▶ WHAT YOU NEED TO DO: From the listing that follows, output everything exactly except the pictures.

START DATASET

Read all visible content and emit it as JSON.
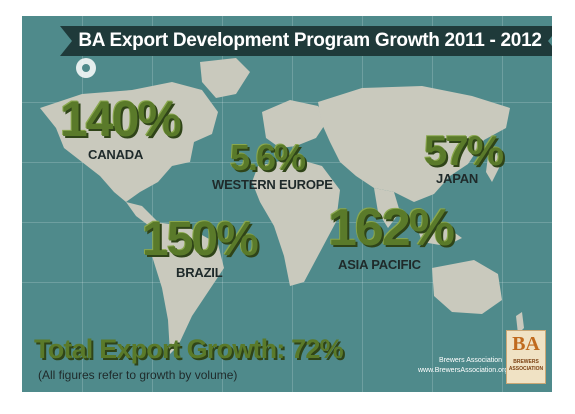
{
  "title": "BA Export Development Program Growth 2011 - 2012",
  "regions": [
    {
      "value": "140%",
      "label": "CANADA"
    },
    {
      "value": "5.6%",
      "label": "WESTERN EUROPE"
    },
    {
      "value": "57%",
      "label": "JAPAN"
    },
    {
      "value": "150%",
      "label": "BRAZIL"
    },
    {
      "value": "162%",
      "label": "ASIA PACIFIC"
    }
  ],
  "total": "Total Export Growth: 72%",
  "note": "(All figures refer to growth by volume)",
  "footer": {
    "org": "Brewers Association",
    "url": "www.BrewersAssociation.org"
  },
  "logo": {
    "mark": "BA",
    "text": "BREWERS ASSOCIATION"
  },
  "colors": {
    "background": "#4f8a8b",
    "banner": "#1f3a3a",
    "figures": "#5a7a2a",
    "land": "#c9c9bd"
  }
}
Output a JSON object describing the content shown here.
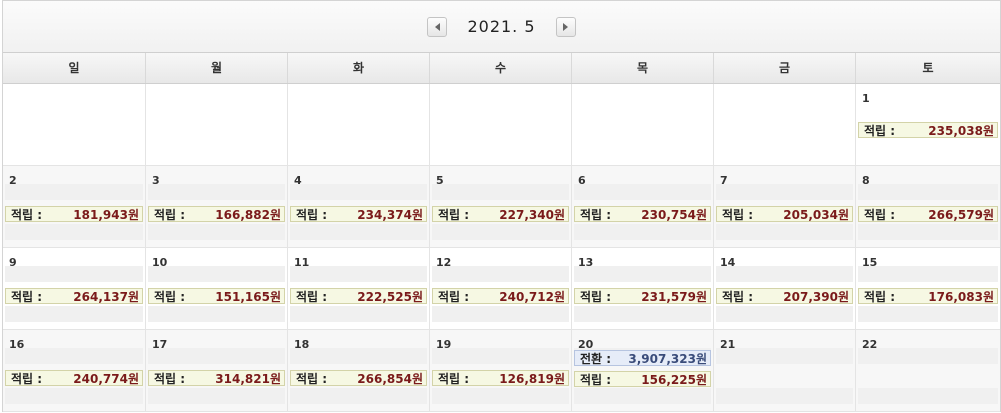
{
  "header": {
    "title": "2021. 5",
    "prev_icon": "caret-left-icon",
    "next_icon": "caret-right-icon"
  },
  "weekdays": [
    "일",
    "월",
    "화",
    "수",
    "목",
    "금",
    "토"
  ],
  "weeks": [
    [
      {
        "day": ""
      },
      {
        "day": ""
      },
      {
        "day": ""
      },
      {
        "day": ""
      },
      {
        "day": ""
      },
      {
        "day": ""
      },
      {
        "day": "1",
        "entries": [
          {
            "label": "적립 :",
            "amount": "235,038원"
          }
        ]
      }
    ],
    [
      {
        "day": "2",
        "entries": [
          {
            "label": "적립 :",
            "amount": "181,943원"
          }
        ]
      },
      {
        "day": "3",
        "entries": [
          {
            "label": "적립 :",
            "amount": "166,882원"
          }
        ]
      },
      {
        "day": "4",
        "entries": [
          {
            "label": "적립 :",
            "amount": "234,374원"
          }
        ]
      },
      {
        "day": "5",
        "entries": [
          {
            "label": "적립 :",
            "amount": "227,340원"
          }
        ]
      },
      {
        "day": "6",
        "entries": [
          {
            "label": "적립 :",
            "amount": "230,754원"
          }
        ]
      },
      {
        "day": "7",
        "entries": [
          {
            "label": "적립 :",
            "amount": "205,034원"
          }
        ]
      },
      {
        "day": "8",
        "entries": [
          {
            "label": "적립 :",
            "amount": "266,579원"
          }
        ]
      }
    ],
    [
      {
        "day": "9",
        "entries": [
          {
            "label": "적립 :",
            "amount": "264,137원"
          }
        ]
      },
      {
        "day": "10",
        "entries": [
          {
            "label": "적립 :",
            "amount": "151,165원"
          }
        ]
      },
      {
        "day": "11",
        "entries": [
          {
            "label": "적립 :",
            "amount": "222,525원"
          }
        ]
      },
      {
        "day": "12",
        "entries": [
          {
            "label": "적립 :",
            "amount": "240,712원"
          }
        ]
      },
      {
        "day": "13",
        "entries": [
          {
            "label": "적립 :",
            "amount": "231,579원"
          }
        ]
      },
      {
        "day": "14",
        "entries": [
          {
            "label": "적립 :",
            "amount": "207,390원"
          }
        ]
      },
      {
        "day": "15",
        "entries": [
          {
            "label": "적립 :",
            "amount": "176,083원"
          }
        ]
      }
    ],
    [
      {
        "day": "16",
        "entries": [
          {
            "label": "적립 :",
            "amount": "240,774원"
          }
        ]
      },
      {
        "day": "17",
        "entries": [
          {
            "label": "적립 :",
            "amount": "314,821원"
          }
        ]
      },
      {
        "day": "18",
        "entries": [
          {
            "label": "적립 :",
            "amount": "266,854원"
          }
        ]
      },
      {
        "day": "19",
        "entries": [
          {
            "label": "적립 :",
            "amount": "126,819원"
          }
        ]
      },
      {
        "day": "20",
        "entries": [
          {
            "label": "전환 :",
            "amount": "3,907,323원",
            "kind": "conv"
          },
          {
            "label": "적립 :",
            "amount": "156,225원"
          }
        ]
      },
      {
        "day": "21"
      },
      {
        "day": "22"
      }
    ]
  ],
  "colors": {
    "accrual_bg": "#f6f8e3",
    "accrual_amount": "#7a1a1a",
    "conversion_bg": "#e6ecf8",
    "conversion_amount": "#3a4c7a"
  }
}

END DATASET

▶ RESPONSE:
Read all visible content and emit it as JSON.
{
  "title": "BA Export Development Program Growth 2011 - 2012",
  "regions": [
    {
      "value": "140%",
      "label": "CANADA"
    },
    {
      "value": "5.6%",
      "label": "WESTERN EUROPE"
    },
    {
      "value": "57%",
      "label": "JAPAN"
    },
    {
      "value": "150%",
      "label": "BRAZIL"
    },
    {
      "value": "162%",
      "label": "ASIA PACIFIC"
    }
  ],
  "total": "Total Export Growth: 72%",
  "note": "(All figures refer to growth by volume)",
  "footer": {
    "org": "Brewers Association",
    "url": "www.BrewersAssociation.org"
  },
  "logo": {
    "mark": "BA",
    "text": "BREWERS ASSOCIATION"
  },
  "colors": {
    "background": "#4f8a8b",
    "banner": "#1f3a3a",
    "figures": "#5a7a2a",
    "land": "#c9c9bd"
  }
}
Output a JSON object describing the content shown here.
{
  "header": {
    "title": "2021. 5",
    "prev_icon": "caret-left-icon",
    "next_icon": "caret-right-icon"
  },
  "weekdays": [
    "일",
    "월",
    "화",
    "수",
    "목",
    "금",
    "토"
  ],
  "weeks": [
    [
      {
        "day": ""
      },
      {
        "day": ""
      },
      {
        "day": ""
      },
      {
        "day": ""
      },
      {
        "day": ""
      },
      {
        "day": ""
      },
      {
        "day": "1",
        "entries": [
          {
            "label": "적립 :",
            "amount": "235,038원"
          }
        ]
      }
    ],
    [
      {
        "day": "2",
        "entries": [
          {
            "label": "적립 :",
            "amount": "181,943원"
          }
        ]
      },
      {
        "day": "3",
        "entries": [
          {
            "label": "적립 :",
            "amount": "166,882원"
          }
        ]
      },
      {
        "day": "4",
        "entries": [
          {
            "label": "적립 :",
            "amount": "234,374원"
          }
        ]
      },
      {
        "day": "5",
        "entries": [
          {
            "label": "적립 :",
            "amount": "227,340원"
          }
        ]
      },
      {
        "day": "6",
        "entries": [
          {
            "label": "적립 :",
            "amount": "230,754원"
          }
        ]
      },
      {
        "day": "7",
        "entries": [
          {
            "label": "적립 :",
            "amount": "205,034원"
          }
        ]
      },
      {
        "day": "8",
        "entries": [
          {
            "label": "적립 :",
            "amount": "266,579원"
          }
        ]
      }
    ],
    [
      {
        "day": "9",
        "entries": [
          {
            "label": "적립 :",
            "amount": "264,137원"
          }
        ]
      },
      {
        "day": "10",
        "entries": [
          {
            "label": "적립 :",
            "amount": "151,165원"
          }
        ]
      },
      {
        "day": "11",
        "entries": [
          {
            "label": "적립 :",
            "amount": "222,525원"
          }
        ]
      },
      {
        "day": "12",
        "entries": [
          {
            "label": "적립 :",
            "amount": "240,712원"
          }
        ]
      },
      {
        "day": "13",
        "entries": [
          {
            "label": "적립 :",
            "amount": "231,579원"
          }
        ]
      },
      {
        "day": "14",
        "entries": [
          {
            "label": "적립 :",
            "amount": "207,390원"
          }
        ]
      },
      {
        "day": "15",
        "entries": [
          {
            "label": "적립 :",
            "amount": "176,083원"
          }
        ]
      }
    ],
    [
      {
        "day": "16",
        "entries": [
          {
            "label": "적립 :",
            "amount": "240,774원"
          }
        ]
      },
      {
        "day": "17",
        "entries": [
          {
            "label": "적립 :",
            "amount": "314,821원"
          }
        ]
      },
      {
        "day": "18",
        "entries": [
          {
            "label": "적립 :",
            "amount": "266,854원"
          }
        ]
      },
      {
        "day": "19",
        "entries": [
          {
            "label": "적립 :",
            "amount": "126,819원"
          }
        ]
      },
      {
        "day": "20",
        "entries": [
          {
            "label": "전환 :",
            "amount": "3,907,323원",
            "kind": "conv"
          },
          {
            "label": "적립 :",
            "amount": "156,225원"
          }
        ]
      },
      {
        "day": "21"
      },
      {
        "day": "22"
      }
    ]
  ],
  "colors": {
    "accrual_bg": "#f6f8e3",
    "accrual_amount": "#7a1a1a",
    "conversion_bg": "#e6ecf8",
    "conversion_amount": "#3a4c7a"
  }
}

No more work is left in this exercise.